### Aim of the exercise
For the data below, report the number of lines that contain the string "Washington" and nothing else.

### Data records

__________

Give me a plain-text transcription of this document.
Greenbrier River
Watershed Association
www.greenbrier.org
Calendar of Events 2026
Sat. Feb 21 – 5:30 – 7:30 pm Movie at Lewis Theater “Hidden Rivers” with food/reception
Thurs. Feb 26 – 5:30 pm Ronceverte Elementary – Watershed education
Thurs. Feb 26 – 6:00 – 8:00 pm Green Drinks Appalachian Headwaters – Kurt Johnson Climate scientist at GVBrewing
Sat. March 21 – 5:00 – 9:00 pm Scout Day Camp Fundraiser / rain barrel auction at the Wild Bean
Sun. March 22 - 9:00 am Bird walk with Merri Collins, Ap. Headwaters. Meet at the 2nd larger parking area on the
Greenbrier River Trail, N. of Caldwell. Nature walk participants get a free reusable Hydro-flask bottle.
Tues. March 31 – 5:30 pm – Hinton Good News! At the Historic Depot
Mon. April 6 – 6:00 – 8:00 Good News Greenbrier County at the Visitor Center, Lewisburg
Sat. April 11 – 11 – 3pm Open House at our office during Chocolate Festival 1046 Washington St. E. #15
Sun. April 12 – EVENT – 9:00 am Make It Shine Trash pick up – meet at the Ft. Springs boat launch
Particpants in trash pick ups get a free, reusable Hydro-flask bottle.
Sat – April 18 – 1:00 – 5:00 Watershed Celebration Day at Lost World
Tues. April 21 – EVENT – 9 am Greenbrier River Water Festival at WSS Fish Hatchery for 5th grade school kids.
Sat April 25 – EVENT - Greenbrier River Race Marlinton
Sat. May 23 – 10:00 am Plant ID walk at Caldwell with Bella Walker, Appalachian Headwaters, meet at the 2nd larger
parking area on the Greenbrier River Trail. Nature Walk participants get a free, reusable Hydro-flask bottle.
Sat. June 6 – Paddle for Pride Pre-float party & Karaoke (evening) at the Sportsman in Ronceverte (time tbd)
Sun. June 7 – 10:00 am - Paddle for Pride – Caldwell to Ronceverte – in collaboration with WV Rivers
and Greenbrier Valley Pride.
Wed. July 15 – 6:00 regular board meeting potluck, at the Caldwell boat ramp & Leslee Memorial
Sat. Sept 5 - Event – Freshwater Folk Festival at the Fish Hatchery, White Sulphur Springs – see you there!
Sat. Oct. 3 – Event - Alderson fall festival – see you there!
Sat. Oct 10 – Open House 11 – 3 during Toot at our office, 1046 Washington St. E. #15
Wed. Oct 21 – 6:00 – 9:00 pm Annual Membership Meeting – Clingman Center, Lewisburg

__________

### Result
2